◆ Direction a
Copy these lines from the records word for word, beginning with the line that contains "y-tick-label: 500: [124, 339, 151, 355]" and ending after the line that contains "y-axis-title: FEV₁, mL: [68, 209, 84, 272]".

◆ Source extract
Need a place to start? I love this resource from my friend Brooke Brown at Teach Outside the Box. Free Procedure Planner



Saturday, July 30, 2016

How I Solved a the MOST ANNOYING Traditional and Flexible Seating Problem

***This post contains affiliate links for Amazon. By purchasing an item on the Amazon site using these links , I will receive a small commission on your purchase.***

We all know that storage solutions are total teacher eye candy. I have a particular little storage idea for you today that makes my heart go all a-flutter.

I originally saw the First Grade Teacher Lady using a stack of drawers as storage for her student groups in this post. Below is a picture of how she has her groups set up. As soon as I saw this idea, I was obsessing over it.

They solve the problem in the classroom that annoys me THE MOST. The handing out materials problem. I cannot stand to waste time handing out common materials.

I really like that students will be able to access all materials without me having to hand them out or allow them all to get up and retrieve things for each activity. There is no teacher pain quite like students all rushing the counter for lined paper.

I also LOVE that the materials don't have to be stored inside their desks. Take dry erase markers, for example. I love using dry erase boards and markers for a quick assessment or as an easy option for every single student to participate. Except that... my students are ALWAYS using them inappropriately. It doesn't matter how many times we do a guided discovery to teach how to use the supply. Every. Single. Year. I have a few students who can't keep their marker in good shape. Or they lose it. Or the tip is mushed in to the point of being unusable.

Once I have had enough, I take the markers. I am forced to hand them out for each use (and we use them a ton). I get tired of handing them out. They keep them in desks, and the vicious cycle continues. With these little drawers, I allow them access, but not within easy reach. Win-win!
I am not the only one, right?

Another storage problem that these little babies solve is the fact that we have tiny desks with next to no storage. My room this year is a tight squeeze. I hate chair pouches because of durability issues. We have no lockers. Drawers will keep everything within easy reach! I especially like to have students sit in small groups, so having a group of four will make the drawers a perfect fit for desk arrangements.

Once I talked myself in to the idea of storage drawers, I began to shop around. I love plastic storage, but Holy Hannah, that stuff is spendy. I needed a minimum of 5 carts. In my inspiration picture, I can see that Autumn used stacking drawers (probably Sterlite brand).

I was on the hunt for a cheap alternative that had wheels! I tend to move desks a lot, especially since we have our morning meeting on the floor in an itty bitty classroom.

◆ Direction b
In the classroom storage post, what is the smallest number of carts the writer says they needed?

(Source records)
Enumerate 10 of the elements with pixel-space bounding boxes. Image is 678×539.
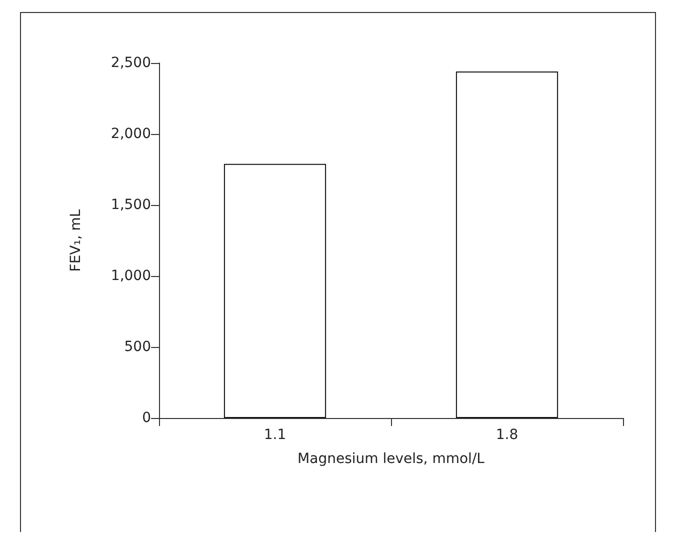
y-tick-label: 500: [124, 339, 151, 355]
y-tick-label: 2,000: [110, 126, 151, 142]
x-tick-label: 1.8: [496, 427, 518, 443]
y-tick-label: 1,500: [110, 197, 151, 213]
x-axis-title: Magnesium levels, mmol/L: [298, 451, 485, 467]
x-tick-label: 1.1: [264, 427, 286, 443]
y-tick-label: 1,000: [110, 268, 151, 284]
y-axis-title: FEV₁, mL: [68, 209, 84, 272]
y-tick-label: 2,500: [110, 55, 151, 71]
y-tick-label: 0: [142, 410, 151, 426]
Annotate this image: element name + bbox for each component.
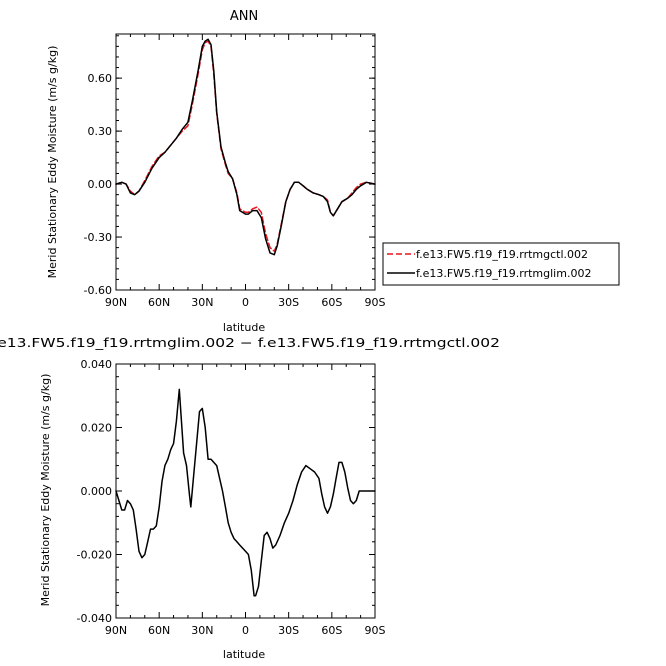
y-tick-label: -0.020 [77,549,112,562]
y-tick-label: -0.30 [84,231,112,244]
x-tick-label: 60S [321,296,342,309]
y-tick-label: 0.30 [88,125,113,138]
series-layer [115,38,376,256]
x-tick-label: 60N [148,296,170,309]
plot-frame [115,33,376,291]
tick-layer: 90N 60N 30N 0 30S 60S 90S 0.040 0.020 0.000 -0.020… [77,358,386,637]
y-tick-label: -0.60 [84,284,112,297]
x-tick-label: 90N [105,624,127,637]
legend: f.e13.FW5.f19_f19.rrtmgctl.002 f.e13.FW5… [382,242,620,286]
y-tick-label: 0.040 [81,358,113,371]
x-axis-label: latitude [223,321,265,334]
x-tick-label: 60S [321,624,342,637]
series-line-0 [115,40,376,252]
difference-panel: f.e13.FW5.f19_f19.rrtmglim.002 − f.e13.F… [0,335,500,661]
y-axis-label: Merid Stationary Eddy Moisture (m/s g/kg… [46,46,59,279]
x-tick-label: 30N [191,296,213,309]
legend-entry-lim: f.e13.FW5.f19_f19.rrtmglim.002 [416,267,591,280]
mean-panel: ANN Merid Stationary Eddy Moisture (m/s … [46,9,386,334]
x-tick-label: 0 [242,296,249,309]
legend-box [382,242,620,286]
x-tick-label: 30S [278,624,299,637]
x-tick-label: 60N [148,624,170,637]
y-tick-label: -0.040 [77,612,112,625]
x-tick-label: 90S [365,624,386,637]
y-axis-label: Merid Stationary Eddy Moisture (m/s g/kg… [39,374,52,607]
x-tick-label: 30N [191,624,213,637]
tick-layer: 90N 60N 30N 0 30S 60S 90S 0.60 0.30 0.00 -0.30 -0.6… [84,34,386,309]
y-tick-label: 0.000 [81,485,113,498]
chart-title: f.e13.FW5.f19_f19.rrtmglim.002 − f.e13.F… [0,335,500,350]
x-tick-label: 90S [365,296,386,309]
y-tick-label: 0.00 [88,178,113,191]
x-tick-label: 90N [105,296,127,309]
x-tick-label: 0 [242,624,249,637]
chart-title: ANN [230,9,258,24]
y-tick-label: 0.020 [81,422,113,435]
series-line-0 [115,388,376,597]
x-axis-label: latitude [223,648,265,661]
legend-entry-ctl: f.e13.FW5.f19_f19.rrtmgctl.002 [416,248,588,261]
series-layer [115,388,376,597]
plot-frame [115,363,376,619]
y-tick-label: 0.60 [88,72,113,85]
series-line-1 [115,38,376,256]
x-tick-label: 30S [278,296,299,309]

◆ Answer a
y-tick-label: 500: [124, 339, 151, 355]
y-tick-label: 2,000: [110, 126, 151, 142]
x-tick-label: 1.8: [496, 427, 518, 443]
y-tick-label: 1,500: [110, 197, 151, 213]
x-axis-title: Magnesium levels, mmol/L: [298, 451, 485, 467]
x-tick-label: 1.1: [264, 427, 286, 443]
y-tick-label: 1,000: [110, 268, 151, 284]
y-axis-title: FEV₁, mL: [68, 209, 84, 272]

◆ Answer b
A minimum of 5 carts.